[begin Provided entries]
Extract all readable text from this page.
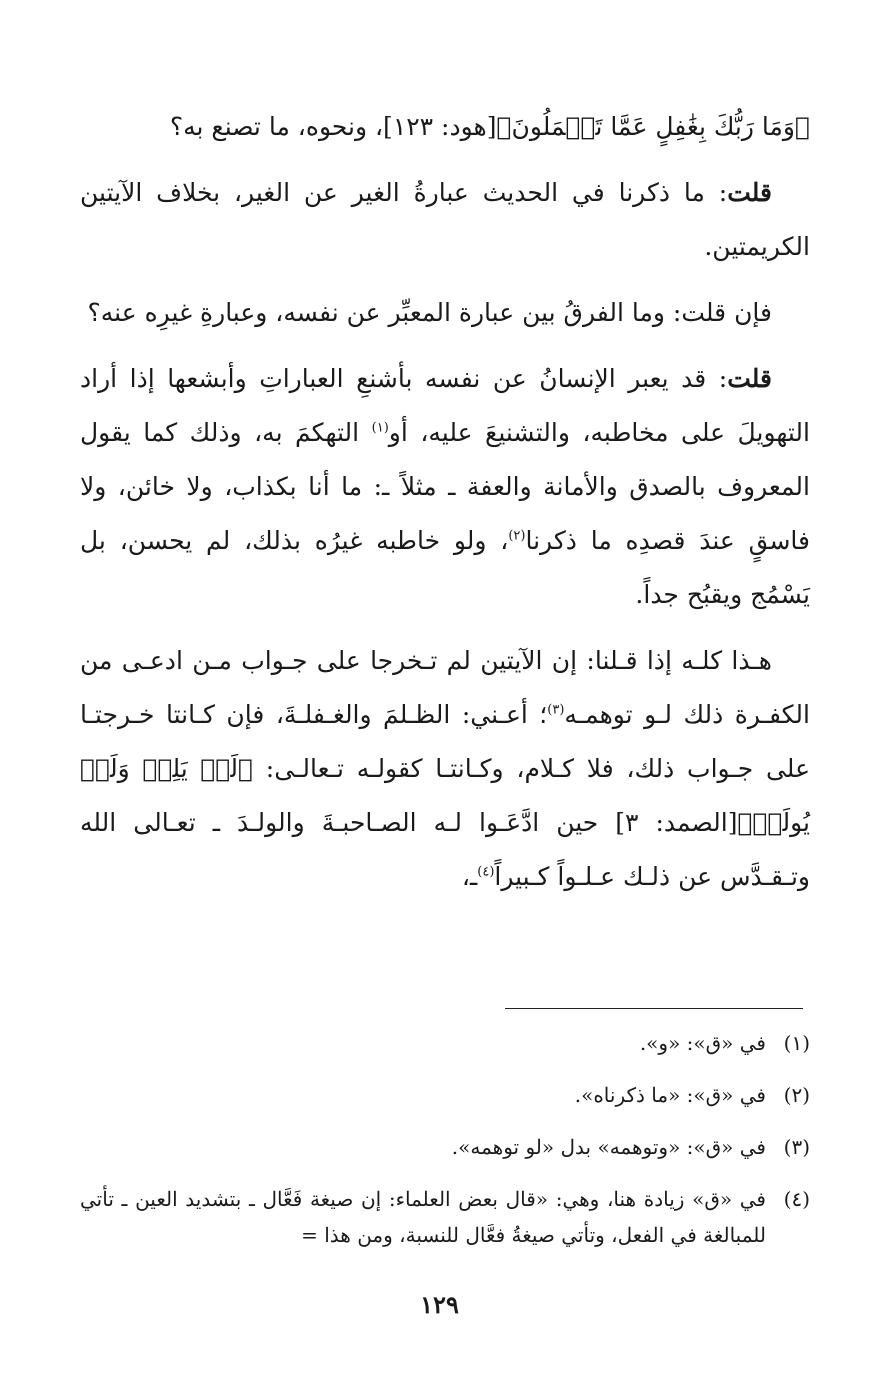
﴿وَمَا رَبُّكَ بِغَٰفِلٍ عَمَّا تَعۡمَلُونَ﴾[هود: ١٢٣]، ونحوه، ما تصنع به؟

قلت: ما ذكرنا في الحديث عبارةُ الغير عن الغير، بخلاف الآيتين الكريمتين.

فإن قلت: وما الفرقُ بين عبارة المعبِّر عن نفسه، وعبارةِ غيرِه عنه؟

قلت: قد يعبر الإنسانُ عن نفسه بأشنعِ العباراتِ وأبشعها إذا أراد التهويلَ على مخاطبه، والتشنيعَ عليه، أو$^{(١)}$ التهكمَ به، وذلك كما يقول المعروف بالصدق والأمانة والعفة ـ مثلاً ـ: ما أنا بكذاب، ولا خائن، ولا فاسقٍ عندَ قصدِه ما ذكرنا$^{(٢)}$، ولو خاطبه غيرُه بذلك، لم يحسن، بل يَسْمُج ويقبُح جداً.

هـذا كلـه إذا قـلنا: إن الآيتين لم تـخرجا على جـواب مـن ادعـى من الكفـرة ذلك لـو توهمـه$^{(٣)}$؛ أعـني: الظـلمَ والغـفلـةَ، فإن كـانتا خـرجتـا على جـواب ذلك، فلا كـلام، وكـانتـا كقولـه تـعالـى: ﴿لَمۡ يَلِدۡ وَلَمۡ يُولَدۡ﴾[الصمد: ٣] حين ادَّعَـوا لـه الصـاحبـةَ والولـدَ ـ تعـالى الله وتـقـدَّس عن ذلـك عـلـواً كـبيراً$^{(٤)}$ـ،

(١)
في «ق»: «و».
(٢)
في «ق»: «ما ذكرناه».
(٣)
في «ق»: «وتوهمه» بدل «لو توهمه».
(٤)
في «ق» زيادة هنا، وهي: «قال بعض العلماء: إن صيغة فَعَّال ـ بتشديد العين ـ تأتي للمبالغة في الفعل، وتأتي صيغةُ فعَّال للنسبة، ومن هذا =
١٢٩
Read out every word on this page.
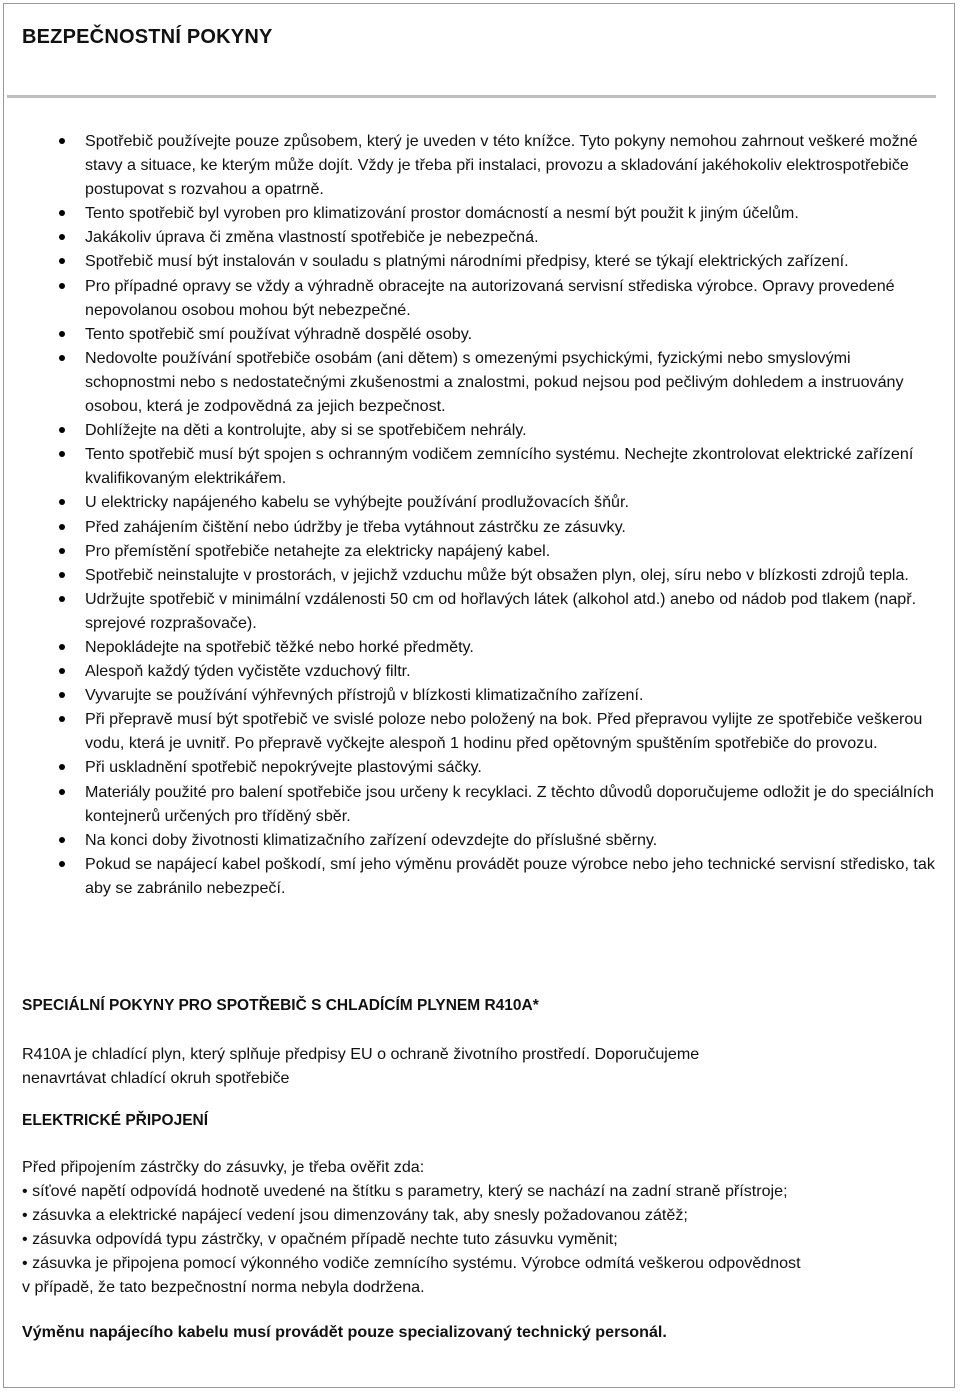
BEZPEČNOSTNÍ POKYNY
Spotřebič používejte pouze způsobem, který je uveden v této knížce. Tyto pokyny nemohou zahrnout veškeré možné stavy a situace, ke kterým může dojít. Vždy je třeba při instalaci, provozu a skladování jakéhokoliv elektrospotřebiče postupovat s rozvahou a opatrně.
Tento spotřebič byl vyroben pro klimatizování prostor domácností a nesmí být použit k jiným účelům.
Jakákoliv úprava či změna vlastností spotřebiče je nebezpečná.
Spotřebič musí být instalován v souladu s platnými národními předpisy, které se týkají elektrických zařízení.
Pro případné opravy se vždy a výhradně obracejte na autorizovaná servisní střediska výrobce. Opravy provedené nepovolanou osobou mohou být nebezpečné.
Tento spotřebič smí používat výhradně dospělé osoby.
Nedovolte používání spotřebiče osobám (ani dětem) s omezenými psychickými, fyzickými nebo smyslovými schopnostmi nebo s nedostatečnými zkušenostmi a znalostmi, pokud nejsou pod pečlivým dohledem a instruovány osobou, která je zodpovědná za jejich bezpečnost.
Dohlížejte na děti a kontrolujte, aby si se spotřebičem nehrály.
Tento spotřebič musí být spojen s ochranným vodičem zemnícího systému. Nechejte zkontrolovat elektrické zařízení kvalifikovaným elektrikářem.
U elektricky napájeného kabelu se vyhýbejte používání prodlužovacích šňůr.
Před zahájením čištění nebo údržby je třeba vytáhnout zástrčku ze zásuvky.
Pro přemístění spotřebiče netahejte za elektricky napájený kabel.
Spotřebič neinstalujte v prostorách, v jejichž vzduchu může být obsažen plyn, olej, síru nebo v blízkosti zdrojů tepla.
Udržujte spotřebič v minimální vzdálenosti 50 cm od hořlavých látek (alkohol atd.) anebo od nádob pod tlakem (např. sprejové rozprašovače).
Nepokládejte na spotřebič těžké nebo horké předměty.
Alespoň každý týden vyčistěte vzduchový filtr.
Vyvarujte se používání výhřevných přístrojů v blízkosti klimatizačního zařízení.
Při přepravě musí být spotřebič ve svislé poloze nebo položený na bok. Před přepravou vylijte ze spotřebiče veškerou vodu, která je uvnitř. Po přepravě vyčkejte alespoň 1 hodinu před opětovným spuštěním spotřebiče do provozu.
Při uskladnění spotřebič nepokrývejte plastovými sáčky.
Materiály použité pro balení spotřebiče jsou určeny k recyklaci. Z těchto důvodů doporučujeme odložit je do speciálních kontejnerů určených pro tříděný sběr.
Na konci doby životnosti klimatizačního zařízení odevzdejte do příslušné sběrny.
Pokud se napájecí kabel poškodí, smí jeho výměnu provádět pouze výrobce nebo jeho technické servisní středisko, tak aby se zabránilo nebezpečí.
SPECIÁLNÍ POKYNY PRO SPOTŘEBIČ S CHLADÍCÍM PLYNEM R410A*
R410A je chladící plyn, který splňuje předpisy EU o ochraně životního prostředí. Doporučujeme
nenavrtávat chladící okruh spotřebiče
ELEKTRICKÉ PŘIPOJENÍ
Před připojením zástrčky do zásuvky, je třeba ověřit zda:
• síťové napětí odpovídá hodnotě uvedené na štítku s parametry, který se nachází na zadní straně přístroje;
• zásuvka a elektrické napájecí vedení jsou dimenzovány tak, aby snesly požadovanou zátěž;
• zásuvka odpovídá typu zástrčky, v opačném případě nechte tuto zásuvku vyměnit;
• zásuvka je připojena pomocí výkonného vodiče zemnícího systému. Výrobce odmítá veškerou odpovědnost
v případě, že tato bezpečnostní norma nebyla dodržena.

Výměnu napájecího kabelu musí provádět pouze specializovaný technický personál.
[end Provided entries]
[begin Provided entries]
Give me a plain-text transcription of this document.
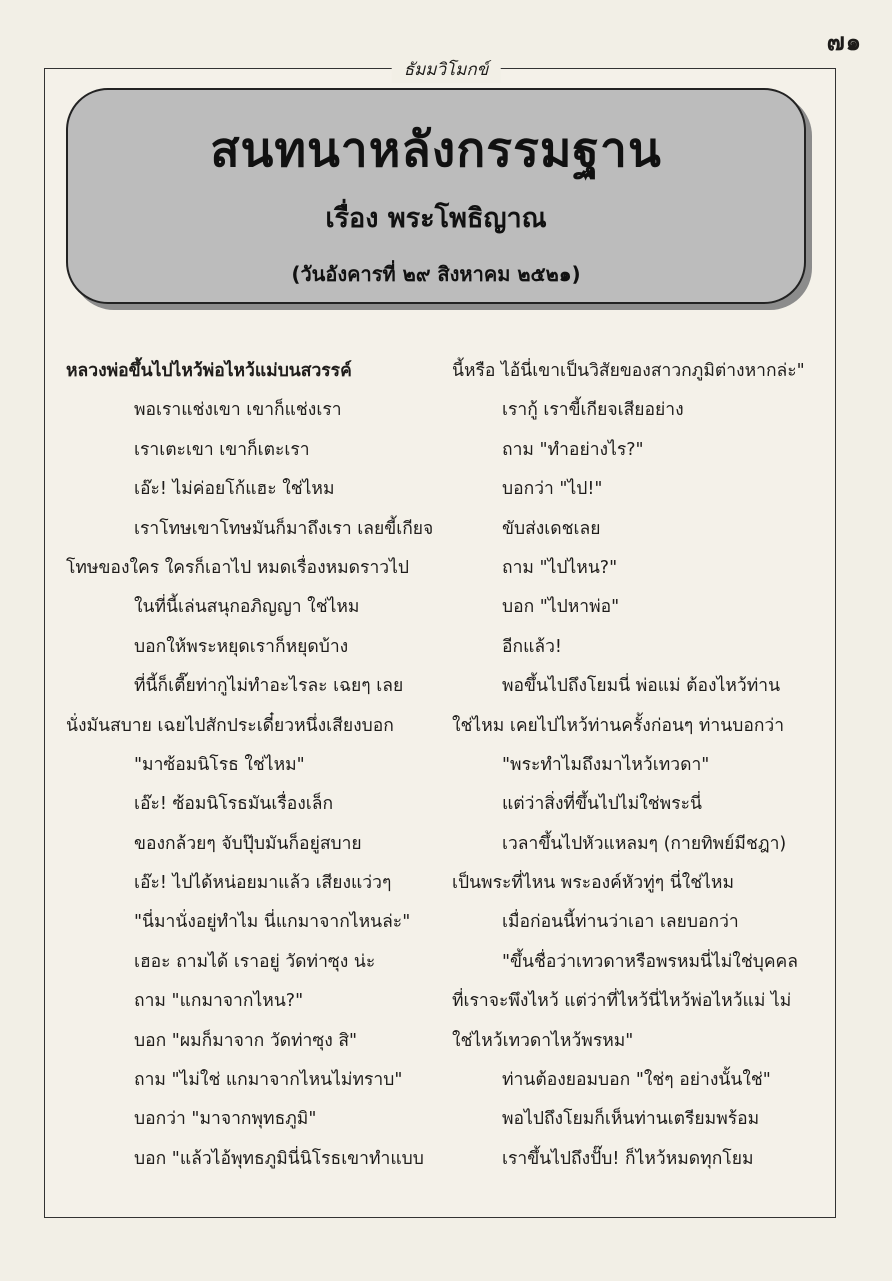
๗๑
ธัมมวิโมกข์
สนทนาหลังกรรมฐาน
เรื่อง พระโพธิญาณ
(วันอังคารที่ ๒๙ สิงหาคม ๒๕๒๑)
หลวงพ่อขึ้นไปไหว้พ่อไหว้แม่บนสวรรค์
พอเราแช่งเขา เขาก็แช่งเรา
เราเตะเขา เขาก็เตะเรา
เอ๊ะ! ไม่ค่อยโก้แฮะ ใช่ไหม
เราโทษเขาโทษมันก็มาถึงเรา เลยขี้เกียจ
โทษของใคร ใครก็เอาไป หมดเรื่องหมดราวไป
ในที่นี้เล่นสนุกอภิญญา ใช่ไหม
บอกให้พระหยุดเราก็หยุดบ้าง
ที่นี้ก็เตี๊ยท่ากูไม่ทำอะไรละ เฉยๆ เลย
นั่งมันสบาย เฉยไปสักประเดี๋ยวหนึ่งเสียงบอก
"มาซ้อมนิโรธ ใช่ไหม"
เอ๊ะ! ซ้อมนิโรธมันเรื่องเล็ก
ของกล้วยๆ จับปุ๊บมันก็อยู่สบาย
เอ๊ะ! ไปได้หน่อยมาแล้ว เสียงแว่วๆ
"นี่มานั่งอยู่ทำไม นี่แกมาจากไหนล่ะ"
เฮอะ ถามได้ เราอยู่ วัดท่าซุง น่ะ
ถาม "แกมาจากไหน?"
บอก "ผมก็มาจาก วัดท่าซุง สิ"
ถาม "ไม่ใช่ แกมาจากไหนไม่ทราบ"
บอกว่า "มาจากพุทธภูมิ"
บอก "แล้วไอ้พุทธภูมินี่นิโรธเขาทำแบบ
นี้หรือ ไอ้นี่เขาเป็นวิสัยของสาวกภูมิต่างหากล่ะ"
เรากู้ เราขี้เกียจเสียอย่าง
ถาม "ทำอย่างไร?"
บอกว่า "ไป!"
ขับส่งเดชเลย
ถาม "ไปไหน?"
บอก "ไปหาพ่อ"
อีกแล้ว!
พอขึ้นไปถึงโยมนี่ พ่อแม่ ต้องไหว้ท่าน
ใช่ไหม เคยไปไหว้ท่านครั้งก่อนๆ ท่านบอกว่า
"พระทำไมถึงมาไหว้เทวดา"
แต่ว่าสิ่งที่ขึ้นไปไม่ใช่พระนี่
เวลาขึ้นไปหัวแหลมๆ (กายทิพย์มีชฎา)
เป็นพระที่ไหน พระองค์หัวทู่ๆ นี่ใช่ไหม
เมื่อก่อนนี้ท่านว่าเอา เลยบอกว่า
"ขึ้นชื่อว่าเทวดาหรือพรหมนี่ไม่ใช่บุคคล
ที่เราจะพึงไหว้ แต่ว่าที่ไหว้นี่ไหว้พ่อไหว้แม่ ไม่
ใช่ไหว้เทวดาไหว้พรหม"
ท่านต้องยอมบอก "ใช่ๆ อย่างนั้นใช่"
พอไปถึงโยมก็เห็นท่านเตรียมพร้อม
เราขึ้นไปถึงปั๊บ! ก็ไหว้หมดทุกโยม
[end Provided entries]
Written problem
How many lines in the records above contain the word "เราข"? Reply with the number alone.

Finished answer
2